## DIRECTIVE 1
Reproduce the listing from its first line down through the line containing "side-card-right: 28 # 时 (673, 339, 750, 935)", including both of those lines.

## READING PASSAGE

********

# Colorado Trail GPX files



## TobyGadd (Sep 9, 2009)

During a long cross-country flight last week, I finally got around to reviewing my GPX tracks from the 2012 Colorado Trail Race. The track that I posted last year was well-received, so I've posted an update to my blog. Bonus: I've also included a detailed profile of the route.

Download Toby's 2013 CTR Track:
Toby Gadd: Colorado Trail Race: GPS/GPX Tracks and Waypoints

Note: If the route changes before the race, I will update my track accordingly. If you find any errors, omissions, etc., please let me know ASAP. Thanks!


----------



## SingleTrackLovr (Apr 25, 2007)

This is awesome Toby thank you. (Did I just say awesome, haha)

Ever though I'll never do the CTR having a bike friendly GPX file of the Colorado Trail is a great resource for the bits and pieces I will ride.


----------



## TobyGadd (Sep 9, 2009)

SingleTrackLovr said:


> This is awesome Toby thank you. (Did I just say awesome, haha)

********

## EXERCISE INPUTS
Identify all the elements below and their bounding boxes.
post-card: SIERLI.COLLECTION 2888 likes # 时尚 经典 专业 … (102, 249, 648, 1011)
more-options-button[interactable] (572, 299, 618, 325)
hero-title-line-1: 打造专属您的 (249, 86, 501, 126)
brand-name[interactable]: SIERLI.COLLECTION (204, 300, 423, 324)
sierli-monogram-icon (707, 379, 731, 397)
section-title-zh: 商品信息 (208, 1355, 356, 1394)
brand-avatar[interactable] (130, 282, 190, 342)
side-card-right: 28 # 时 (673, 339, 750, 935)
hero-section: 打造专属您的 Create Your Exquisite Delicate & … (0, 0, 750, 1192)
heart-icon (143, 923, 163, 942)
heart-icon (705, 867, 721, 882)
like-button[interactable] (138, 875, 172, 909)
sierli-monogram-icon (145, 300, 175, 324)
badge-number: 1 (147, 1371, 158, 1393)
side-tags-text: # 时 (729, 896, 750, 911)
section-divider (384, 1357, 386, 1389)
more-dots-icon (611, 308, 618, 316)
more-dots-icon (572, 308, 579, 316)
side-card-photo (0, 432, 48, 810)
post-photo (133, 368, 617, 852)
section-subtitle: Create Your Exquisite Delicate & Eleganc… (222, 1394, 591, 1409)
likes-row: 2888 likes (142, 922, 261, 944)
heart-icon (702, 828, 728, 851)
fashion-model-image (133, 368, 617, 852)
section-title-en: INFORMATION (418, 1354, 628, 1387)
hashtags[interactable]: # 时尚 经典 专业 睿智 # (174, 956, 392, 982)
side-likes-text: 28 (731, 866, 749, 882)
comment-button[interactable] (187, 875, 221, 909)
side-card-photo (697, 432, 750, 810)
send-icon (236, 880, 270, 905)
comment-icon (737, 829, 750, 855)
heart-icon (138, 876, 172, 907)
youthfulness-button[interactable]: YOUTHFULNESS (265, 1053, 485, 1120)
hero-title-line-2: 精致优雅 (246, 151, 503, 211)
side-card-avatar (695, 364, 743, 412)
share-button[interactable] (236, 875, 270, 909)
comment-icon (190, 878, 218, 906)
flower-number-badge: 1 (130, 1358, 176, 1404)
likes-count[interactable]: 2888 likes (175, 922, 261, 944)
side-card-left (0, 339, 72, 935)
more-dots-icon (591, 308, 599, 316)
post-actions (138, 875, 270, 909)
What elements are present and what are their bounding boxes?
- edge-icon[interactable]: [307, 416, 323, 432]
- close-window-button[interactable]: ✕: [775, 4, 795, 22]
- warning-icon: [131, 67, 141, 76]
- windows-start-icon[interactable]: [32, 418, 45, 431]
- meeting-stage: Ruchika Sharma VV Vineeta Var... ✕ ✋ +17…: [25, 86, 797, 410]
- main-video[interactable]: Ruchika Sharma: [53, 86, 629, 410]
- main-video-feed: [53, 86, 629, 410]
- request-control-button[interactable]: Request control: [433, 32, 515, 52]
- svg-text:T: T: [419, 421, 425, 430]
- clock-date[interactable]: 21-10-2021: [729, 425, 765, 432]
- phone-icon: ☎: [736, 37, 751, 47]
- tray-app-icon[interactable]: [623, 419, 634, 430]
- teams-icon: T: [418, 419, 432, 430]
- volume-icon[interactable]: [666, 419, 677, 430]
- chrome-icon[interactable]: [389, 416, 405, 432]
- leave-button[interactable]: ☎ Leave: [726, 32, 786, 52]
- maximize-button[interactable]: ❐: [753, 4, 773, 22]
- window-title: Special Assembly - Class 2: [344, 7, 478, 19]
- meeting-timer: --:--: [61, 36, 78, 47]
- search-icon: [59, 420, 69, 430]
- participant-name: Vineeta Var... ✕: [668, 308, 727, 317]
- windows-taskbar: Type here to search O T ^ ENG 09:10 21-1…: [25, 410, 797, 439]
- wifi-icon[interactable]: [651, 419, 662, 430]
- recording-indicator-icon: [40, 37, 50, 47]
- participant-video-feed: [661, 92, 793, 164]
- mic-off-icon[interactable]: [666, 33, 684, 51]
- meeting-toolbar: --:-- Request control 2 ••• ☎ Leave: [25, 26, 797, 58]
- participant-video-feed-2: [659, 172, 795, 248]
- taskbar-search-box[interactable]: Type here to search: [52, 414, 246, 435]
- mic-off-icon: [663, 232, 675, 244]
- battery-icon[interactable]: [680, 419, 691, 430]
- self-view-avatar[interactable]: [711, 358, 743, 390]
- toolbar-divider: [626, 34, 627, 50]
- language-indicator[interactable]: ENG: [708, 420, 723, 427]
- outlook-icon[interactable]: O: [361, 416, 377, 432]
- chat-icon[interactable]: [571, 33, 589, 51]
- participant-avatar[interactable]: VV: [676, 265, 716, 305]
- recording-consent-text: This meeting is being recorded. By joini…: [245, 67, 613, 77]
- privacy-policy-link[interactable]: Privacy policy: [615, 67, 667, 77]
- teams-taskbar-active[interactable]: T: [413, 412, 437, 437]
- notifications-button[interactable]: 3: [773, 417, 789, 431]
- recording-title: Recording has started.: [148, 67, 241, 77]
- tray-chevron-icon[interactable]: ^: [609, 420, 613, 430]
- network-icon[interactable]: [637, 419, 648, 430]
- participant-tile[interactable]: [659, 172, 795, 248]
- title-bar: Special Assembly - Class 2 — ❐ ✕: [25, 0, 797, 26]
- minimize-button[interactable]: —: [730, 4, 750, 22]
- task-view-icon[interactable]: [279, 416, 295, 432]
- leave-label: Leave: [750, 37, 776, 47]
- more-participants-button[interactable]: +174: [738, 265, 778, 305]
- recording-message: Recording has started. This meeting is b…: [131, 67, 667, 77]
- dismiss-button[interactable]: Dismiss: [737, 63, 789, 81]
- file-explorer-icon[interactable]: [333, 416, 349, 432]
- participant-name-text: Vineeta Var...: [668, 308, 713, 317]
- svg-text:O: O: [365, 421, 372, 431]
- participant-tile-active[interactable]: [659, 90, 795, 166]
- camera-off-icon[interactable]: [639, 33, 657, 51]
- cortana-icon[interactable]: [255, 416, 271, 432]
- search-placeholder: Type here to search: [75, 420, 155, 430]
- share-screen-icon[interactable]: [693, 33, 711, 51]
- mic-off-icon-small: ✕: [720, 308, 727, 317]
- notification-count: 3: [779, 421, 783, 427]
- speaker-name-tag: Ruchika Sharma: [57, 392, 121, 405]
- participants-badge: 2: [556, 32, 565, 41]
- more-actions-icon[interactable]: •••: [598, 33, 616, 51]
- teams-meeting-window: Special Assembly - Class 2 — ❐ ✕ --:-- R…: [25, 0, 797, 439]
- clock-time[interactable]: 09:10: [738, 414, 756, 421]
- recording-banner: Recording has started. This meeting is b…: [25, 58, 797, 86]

********

## DIRECTIVE 2
Copy the entire forum thread about Colorado Trail GPX files word for word.

## TASK RESULT 1
Identify all the elements below and their bounding boxes.
post-card: SIERLI.COLLECTION 2888 likes # 时尚 经典 专业 … (102, 249, 648, 1011)
more-options-button[interactable] (572, 299, 618, 325)
hero-title-line-1: 打造专属您的 (249, 86, 501, 126)
brand-name[interactable]: SIERLI.COLLECTION (204, 300, 423, 324)
sierli-monogram-icon (707, 379, 731, 397)
section-title-zh: 商品信息 (208, 1355, 356, 1394)
brand-avatar[interactable] (130, 282, 190, 342)
side-card-right: 28 # 时 (673, 339, 750, 935)

## TASK RESULT 2
# Colorado Trail GPX files



## TobyGadd (Sep 9, 2009)

During a long cross-country flight last week, I finally got around to reviewing my GPX tracks from the 2012 Colorado Trail Race. The track that I posted last year was well-received, so I've posted an update to my blog. Bonus: I've also included a detailed profile of the route.

Download Toby's 2013 CTR Track:
Toby Gadd: Colorado Trail Race: GPS/GPX Tracks and Waypoints

Note: If the route changes before the race, I will update my track accordingly. If you find any errors, omissions, etc., please let me know ASAP. Thanks!


----------



## SingleTrackLovr (Apr 25, 2007)

This is awesome Toby thank you. (Did I just say awesome, haha)

Ever though I'll never do the CTR having a bike friendly GPX file of the Colorado Trail is a great resource for the bits and pieces I will ride.


----------



## TobyGadd (Sep 9, 2009)

SingleTrackLovr said:


> This is awesome Toby thank you. (Did I just say awesome, haha)